请从材料开头起，到包含"point-tar [924, 368, 930, 375]"的那一行为止（含该行），重新写出这些行，将其中的"tick-label"全部改名为"tick-text"，其余内容一律不变。

+++ 所给材料 +++

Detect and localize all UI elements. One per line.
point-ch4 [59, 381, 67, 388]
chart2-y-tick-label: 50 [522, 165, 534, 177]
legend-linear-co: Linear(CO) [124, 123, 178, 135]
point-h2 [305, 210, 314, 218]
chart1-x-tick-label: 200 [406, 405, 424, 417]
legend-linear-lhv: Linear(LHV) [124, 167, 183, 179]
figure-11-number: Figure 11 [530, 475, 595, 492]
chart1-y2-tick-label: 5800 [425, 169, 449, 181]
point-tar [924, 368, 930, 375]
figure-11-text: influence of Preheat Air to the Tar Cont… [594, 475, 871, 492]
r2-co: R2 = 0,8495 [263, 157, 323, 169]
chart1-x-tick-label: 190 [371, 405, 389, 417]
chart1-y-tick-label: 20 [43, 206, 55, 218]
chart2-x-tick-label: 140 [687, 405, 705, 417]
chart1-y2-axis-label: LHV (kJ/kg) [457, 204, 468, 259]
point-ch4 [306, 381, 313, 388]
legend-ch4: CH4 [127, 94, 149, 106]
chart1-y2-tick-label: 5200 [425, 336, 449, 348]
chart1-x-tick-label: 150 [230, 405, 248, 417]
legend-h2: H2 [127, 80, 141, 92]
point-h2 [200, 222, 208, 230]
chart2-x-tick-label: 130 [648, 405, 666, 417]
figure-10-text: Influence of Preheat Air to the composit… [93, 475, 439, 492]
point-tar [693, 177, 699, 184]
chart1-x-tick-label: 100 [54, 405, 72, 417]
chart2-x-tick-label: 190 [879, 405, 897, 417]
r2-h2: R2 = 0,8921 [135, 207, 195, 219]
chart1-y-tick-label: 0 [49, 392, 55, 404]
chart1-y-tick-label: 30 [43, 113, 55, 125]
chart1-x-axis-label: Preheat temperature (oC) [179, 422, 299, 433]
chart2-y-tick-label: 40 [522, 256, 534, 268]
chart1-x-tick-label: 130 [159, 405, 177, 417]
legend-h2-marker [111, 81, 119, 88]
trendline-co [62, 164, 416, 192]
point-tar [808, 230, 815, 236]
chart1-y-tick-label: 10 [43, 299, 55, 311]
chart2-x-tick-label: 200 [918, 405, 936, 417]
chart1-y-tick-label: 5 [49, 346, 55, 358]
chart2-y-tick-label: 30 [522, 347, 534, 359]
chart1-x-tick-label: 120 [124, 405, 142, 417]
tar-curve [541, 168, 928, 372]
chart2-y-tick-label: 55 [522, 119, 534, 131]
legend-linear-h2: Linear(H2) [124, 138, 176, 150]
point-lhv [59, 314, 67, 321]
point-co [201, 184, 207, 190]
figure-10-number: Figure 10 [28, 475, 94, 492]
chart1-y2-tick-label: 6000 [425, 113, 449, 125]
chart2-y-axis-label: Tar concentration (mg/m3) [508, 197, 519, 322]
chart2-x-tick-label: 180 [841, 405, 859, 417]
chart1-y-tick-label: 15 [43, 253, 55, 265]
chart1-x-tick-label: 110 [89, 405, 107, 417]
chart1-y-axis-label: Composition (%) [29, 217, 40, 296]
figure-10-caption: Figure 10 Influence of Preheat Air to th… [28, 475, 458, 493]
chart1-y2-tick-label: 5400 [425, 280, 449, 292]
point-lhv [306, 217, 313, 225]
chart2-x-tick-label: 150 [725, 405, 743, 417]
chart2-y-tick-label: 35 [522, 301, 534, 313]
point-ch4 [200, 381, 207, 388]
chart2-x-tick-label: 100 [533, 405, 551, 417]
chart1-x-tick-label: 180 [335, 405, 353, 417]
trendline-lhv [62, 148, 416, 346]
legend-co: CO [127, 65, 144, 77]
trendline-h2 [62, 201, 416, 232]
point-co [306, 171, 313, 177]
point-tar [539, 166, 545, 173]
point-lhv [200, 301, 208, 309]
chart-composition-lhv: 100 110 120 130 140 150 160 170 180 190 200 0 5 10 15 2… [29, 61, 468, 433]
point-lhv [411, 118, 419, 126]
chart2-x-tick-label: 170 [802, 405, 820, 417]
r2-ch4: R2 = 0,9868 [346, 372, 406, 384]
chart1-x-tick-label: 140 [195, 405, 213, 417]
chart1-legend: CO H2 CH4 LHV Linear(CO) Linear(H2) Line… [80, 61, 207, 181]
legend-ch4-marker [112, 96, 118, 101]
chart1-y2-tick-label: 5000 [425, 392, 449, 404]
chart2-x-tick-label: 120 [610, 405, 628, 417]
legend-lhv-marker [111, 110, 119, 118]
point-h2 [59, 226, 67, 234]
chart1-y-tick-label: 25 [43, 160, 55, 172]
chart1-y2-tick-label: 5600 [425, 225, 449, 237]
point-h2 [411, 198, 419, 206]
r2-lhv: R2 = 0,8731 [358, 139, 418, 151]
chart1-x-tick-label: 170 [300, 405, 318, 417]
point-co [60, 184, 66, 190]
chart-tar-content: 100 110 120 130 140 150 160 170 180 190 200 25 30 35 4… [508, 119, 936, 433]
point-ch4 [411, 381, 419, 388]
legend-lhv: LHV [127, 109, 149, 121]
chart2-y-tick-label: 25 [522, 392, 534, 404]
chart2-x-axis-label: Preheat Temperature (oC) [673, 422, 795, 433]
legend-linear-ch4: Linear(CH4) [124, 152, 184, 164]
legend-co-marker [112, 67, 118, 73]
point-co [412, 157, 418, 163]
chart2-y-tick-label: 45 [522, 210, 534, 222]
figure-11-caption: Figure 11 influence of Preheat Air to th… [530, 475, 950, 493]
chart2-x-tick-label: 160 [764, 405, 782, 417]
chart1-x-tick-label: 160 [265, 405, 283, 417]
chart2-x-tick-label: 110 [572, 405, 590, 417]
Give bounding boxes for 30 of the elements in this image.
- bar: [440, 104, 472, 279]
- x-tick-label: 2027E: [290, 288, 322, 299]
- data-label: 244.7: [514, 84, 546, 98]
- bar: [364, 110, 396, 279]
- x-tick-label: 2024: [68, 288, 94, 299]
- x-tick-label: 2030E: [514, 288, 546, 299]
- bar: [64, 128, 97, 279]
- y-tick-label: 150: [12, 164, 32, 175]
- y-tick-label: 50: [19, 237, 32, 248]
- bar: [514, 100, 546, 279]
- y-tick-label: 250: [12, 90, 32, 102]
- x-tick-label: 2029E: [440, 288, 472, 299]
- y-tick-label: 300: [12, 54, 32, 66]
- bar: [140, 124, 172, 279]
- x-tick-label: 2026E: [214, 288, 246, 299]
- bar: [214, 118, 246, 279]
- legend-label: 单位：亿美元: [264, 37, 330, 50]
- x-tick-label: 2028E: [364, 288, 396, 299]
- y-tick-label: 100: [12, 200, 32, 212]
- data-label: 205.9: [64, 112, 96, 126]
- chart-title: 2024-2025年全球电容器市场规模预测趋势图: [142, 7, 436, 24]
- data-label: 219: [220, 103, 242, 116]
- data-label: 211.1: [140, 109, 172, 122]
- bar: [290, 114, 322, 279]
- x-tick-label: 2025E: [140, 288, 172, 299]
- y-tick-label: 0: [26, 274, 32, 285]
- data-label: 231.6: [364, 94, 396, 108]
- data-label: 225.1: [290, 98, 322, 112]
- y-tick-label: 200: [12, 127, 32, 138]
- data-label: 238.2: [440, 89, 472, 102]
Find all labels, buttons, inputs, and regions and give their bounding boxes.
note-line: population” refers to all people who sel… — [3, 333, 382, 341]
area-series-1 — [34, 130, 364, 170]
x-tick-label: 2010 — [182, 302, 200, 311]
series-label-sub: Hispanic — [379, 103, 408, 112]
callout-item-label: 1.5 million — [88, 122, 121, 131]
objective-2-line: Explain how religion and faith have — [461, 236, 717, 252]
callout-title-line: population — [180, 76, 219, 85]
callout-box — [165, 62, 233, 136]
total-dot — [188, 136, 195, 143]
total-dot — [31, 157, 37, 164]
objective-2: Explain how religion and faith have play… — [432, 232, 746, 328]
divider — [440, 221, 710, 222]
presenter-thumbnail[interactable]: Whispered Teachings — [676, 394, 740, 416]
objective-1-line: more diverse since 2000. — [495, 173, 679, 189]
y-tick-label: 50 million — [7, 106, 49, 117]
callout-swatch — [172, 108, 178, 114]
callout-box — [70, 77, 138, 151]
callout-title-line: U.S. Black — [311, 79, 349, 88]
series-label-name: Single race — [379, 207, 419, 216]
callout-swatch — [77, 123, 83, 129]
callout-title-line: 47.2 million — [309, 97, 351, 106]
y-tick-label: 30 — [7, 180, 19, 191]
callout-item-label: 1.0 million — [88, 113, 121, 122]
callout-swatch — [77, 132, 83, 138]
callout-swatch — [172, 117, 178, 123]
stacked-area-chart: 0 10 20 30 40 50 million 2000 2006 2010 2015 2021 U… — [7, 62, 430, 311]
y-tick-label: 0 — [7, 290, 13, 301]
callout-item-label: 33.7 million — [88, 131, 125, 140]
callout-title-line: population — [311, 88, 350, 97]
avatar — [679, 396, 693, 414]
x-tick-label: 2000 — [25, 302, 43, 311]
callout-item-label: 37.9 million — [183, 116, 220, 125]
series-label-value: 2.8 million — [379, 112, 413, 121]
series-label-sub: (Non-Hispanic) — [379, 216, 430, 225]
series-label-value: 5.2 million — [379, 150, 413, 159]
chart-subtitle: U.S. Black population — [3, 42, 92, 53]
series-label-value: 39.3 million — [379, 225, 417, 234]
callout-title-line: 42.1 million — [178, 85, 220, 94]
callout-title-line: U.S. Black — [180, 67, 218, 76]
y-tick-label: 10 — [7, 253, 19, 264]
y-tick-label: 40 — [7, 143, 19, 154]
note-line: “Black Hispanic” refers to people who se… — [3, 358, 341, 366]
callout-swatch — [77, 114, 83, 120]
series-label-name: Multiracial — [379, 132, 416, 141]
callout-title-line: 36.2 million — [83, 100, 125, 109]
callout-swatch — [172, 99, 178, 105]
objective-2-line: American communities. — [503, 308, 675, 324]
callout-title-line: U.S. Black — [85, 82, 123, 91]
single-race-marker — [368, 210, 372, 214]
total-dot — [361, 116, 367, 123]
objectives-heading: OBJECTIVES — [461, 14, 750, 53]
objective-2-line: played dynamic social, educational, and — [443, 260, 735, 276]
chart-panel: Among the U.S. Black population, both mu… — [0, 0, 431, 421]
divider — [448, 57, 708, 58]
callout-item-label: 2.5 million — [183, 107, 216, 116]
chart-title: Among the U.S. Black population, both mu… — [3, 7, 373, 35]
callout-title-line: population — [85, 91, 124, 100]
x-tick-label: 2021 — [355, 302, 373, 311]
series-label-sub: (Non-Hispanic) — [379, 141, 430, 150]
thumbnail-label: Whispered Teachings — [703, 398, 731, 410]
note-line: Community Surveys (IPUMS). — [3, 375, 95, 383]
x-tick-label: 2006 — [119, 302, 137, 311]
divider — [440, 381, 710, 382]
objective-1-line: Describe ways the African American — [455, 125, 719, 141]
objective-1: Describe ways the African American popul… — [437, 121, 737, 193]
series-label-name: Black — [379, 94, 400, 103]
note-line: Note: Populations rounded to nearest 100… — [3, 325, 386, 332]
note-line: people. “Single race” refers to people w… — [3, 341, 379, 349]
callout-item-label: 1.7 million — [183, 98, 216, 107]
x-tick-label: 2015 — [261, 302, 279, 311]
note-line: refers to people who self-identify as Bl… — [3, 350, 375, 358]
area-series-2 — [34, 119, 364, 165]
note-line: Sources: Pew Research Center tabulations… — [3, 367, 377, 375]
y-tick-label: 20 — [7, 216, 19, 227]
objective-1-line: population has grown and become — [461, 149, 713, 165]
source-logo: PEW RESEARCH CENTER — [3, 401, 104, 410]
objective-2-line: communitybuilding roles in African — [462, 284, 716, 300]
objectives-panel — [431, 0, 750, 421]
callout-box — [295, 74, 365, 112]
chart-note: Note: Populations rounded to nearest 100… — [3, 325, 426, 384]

+++

任务输出 →
Detect and localize all UI elements. One per line.
point-ch4 [59, 381, 67, 388]
chart2-y-tick-text: 50 [522, 165, 534, 177]
legend-linear-co: Linear(CO) [124, 123, 178, 135]
point-h2 [305, 210, 314, 218]
chart1-x-tick-text: 200 [406, 405, 424, 417]
legend-linear-lhv: Linear(LHV) [124, 167, 183, 179]
figure-11-number: Figure 11 [530, 475, 595, 492]
chart1-y2-tick-text: 5800 [425, 169, 449, 181]
point-tar [924, 368, 930, 375]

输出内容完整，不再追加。